**WORK TO COMPLETE**
Reproduce the listing below word for word, and leave the pictures out of your copy.

**STORED DATA**
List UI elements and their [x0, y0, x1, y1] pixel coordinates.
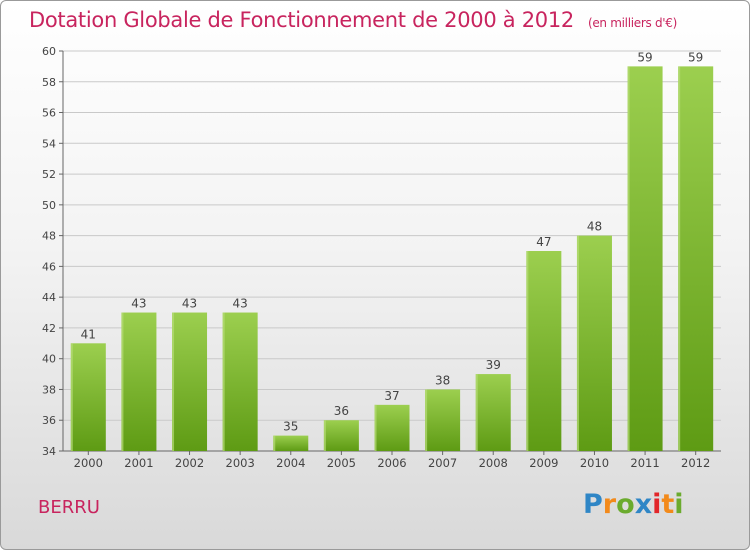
y-tick-label: 50 — [42, 199, 56, 212]
bar — [121, 312, 157, 451]
bar — [273, 435, 309, 451]
bar — [172, 312, 208, 451]
logo-letter: t — [661, 489, 675, 520]
logo-letter: P — [583, 489, 603, 520]
bar-highlight — [273, 435, 276, 451]
axes: 34 36 38 40 42 44 46 48 50 52 54 56 58 60 2000 2001 2002… — [42, 45, 721, 470]
x-tick-label: 2008 — [479, 456, 508, 470]
x-tick-label: 2007 — [428, 456, 457, 470]
bar-value-label: 43 — [182, 297, 197, 311]
y-tick-label: 48 — [42, 230, 56, 243]
bar-value-label: 43 — [131, 297, 146, 311]
logo-letter: r — [602, 489, 617, 520]
x-tick-label: 2000 — [74, 456, 103, 470]
bar-value-label: 38 — [435, 373, 450, 387]
bar-value-label: 36 — [334, 404, 349, 418]
y-tick-label: 58 — [42, 76, 56, 89]
x-tick-label: 2001 — [124, 456, 153, 470]
bar-value-label: 43 — [233, 297, 248, 311]
bar-highlight — [323, 420, 326, 451]
bar-highlight — [627, 66, 630, 451]
bar-highlight — [576, 235, 579, 451]
x-tick-label: 2011 — [630, 456, 659, 470]
bar — [678, 66, 714, 451]
bar — [70, 343, 106, 451]
x-tick-label: 2003 — [226, 456, 255, 470]
bar — [425, 389, 461, 451]
x-tick-label: 2002 — [175, 456, 204, 470]
bar-highlight — [172, 312, 175, 451]
bar-highlight — [222, 312, 225, 451]
bar-value-label: 59 — [688, 50, 703, 64]
y-tick-label: 60 — [42, 45, 56, 58]
bar — [627, 66, 663, 451]
y-tick-label: 54 — [42, 137, 56, 150]
bar-value-label: 59 — [637, 50, 652, 64]
x-tick-label: 2006 — [377, 456, 406, 470]
bar-highlight — [121, 312, 124, 451]
logo-letter: o — [616, 489, 635, 520]
bar — [323, 420, 359, 451]
y-tick-label: 38 — [42, 383, 56, 396]
location-label: BERRU — [38, 497, 100, 518]
bar-value-label: 39 — [486, 358, 501, 372]
proxiti-logo[interactable]: Proxiti — [583, 489, 684, 520]
bar-value-label: 35 — [283, 420, 298, 434]
bar — [222, 312, 258, 451]
data-labels: 41 43 43 43 35 36 37 38 39 47 48 59 59 — [81, 50, 704, 433]
y-tick-label: 42 — [42, 322, 56, 335]
y-tick-label: 34 — [42, 445, 56, 458]
bar — [576, 235, 612, 451]
bar-highlight — [374, 404, 377, 451]
bar-highlight — [475, 374, 478, 451]
bar-value-label: 48 — [587, 220, 602, 234]
bar-highlight — [678, 66, 681, 451]
x-tick-label: 2005 — [327, 456, 356, 470]
logo-letter: i — [674, 489, 684, 520]
y-tick-label: 56 — [42, 107, 56, 120]
y-tick-label: 36 — [42, 414, 56, 427]
chart-title-text: Dotation Globale de Fonctionnement de 20… — [29, 8, 574, 32]
x-tick-label: 2009 — [529, 456, 558, 470]
logo-letter: x — [634, 489, 653, 520]
y-tick-label: 44 — [42, 291, 56, 304]
chart-title: Dotation Globale de Fonctionnement de 20… — [29, 8, 677, 32]
x-tick-label: 2012 — [681, 456, 710, 470]
bar-highlight — [425, 389, 428, 451]
logo-letter: i — [652, 489, 662, 520]
x-tick-label: 2004 — [276, 456, 305, 470]
bar — [475, 374, 511, 451]
bar-value-label: 47 — [536, 235, 551, 249]
bar — [526, 251, 562, 451]
bar-value-label: 41 — [81, 327, 96, 341]
bar-highlight — [70, 343, 73, 451]
chart-subtitle: (en milliers d'€) — [587, 16, 677, 30]
y-tick-label: 52 — [42, 168, 56, 181]
bar — [374, 404, 410, 451]
x-tick-label: 2010 — [580, 456, 609, 470]
y-tick-label: 46 — [42, 260, 56, 273]
y-tick-label: 40 — [42, 353, 56, 366]
bar-highlight — [526, 251, 529, 451]
bars — [70, 66, 714, 451]
bar-value-label: 37 — [384, 389, 399, 403]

**WRITTEN SOLUTION**
List UI elements and their [x0, y0, x1, y1] pixel coordinates.
y-tick-label: 50 — [42, 199, 56, 212]
bar — [121, 312, 157, 451]
bar — [273, 435, 309, 451]
bar — [172, 312, 208, 451]
logo-letter: t — [661, 489, 675, 520]
logo-letter: P — [583, 489, 603, 520]
bar-highlight — [273, 435, 276, 451]
axes: 34 36 38 40 42 44 46 48 50 52 54 56 58 60 2000 2001 2002… — [42, 45, 721, 470]
x-tick-label: 2008 — [479, 456, 508, 470]
x-tick-label: 2007 — [428, 456, 457, 470]
bar-value-label: 43 — [182, 297, 197, 311]
y-tick-label: 48 — [42, 230, 56, 243]
bar-value-label: 43 — [131, 297, 146, 311]
logo-letter: r — [602, 489, 617, 520]
x-tick-label: 2000 — [74, 456, 103, 470]
bar-value-label: 38 — [435, 373, 450, 387]
bar-value-label: 36 — [334, 404, 349, 418]
y-tick-label: 58 — [42, 76, 56, 89]
x-tick-label: 2001 — [124, 456, 153, 470]
bar-value-label: 43 — [233, 297, 248, 311]
bar-highlight — [323, 420, 326, 451]
bar-highlight — [627, 66, 630, 451]
bar-highlight — [576, 235, 579, 451]
x-tick-label: 2011 — [630, 456, 659, 470]
bar — [678, 66, 714, 451]
bar — [70, 343, 106, 451]
x-tick-label: 2003 — [226, 456, 255, 470]
bar — [425, 389, 461, 451]
x-tick-label: 2002 — [175, 456, 204, 470]
bar-highlight — [172, 312, 175, 451]
bar-highlight — [222, 312, 225, 451]
bar-value-label: 59 — [688, 50, 703, 64]
y-tick-label: 60 — [42, 45, 56, 58]
bar — [627, 66, 663, 451]
y-tick-label: 54 — [42, 137, 56, 150]
bar-value-label: 59 — [637, 50, 652, 64]
x-tick-label: 2006 — [377, 456, 406, 470]
bar-highlight — [121, 312, 124, 451]
logo-letter: o — [616, 489, 635, 520]
bar — [323, 420, 359, 451]
y-tick-label: 38 — [42, 383, 56, 396]
location-label: BERRU — [38, 497, 100, 518]
bar-value-label: 39 — [486, 358, 501, 372]
proxiti-logo[interactable]: Proxiti — [583, 489, 684, 520]
bar-value-label: 35 — [283, 420, 298, 434]
bar — [222, 312, 258, 451]
data-labels: 41 43 43 43 35 36 37 38 39 47 48 59 59 — [81, 50, 704, 433]
y-tick-label: 42 — [42, 322, 56, 335]
y-tick-label: 34 — [42, 445, 56, 458]
bar — [576, 235, 612, 451]
bar-highlight — [374, 404, 377, 451]
bar-highlight — [475, 374, 478, 451]
bar-value-label: 48 — [587, 220, 602, 234]
bar-highlight — [678, 66, 681, 451]
x-tick-label: 2005 — [327, 456, 356, 470]
logo-letter: i — [674, 489, 684, 520]
y-tick-label: 56 — [42, 107, 56, 120]
y-tick-label: 36 — [42, 414, 56, 427]
chart-title-text: Dotation Globale de Fonctionnement de 20… — [29, 8, 574, 32]
x-tick-label: 2009 — [529, 456, 558, 470]
logo-letter: x — [634, 489, 653, 520]
y-tick-label: 44 — [42, 291, 56, 304]
chart-title: Dotation Globale de Fonctionnement de 20… — [29, 8, 677, 32]
x-tick-label: 2012 — [681, 456, 710, 470]
bar-highlight — [425, 389, 428, 451]
logo-letter: i — [652, 489, 662, 520]
x-tick-label: 2004 — [276, 456, 305, 470]
bar — [475, 374, 511, 451]
bar-value-label: 47 — [536, 235, 551, 249]
bar — [526, 251, 562, 451]
bar-value-label: 41 — [81, 327, 96, 341]
bar-highlight — [70, 343, 73, 451]
chart-subtitle: (en milliers d'€) — [587, 16, 677, 30]
y-tick-label: 52 — [42, 168, 56, 181]
bar — [374, 404, 410, 451]
x-tick-label: 2010 — [580, 456, 609, 470]
y-tick-label: 46 — [42, 260, 56, 273]
y-tick-label: 40 — [42, 353, 56, 366]
bar-highlight — [526, 251, 529, 451]
bars — [70, 66, 714, 451]
bar-value-label: 37 — [384, 389, 399, 403]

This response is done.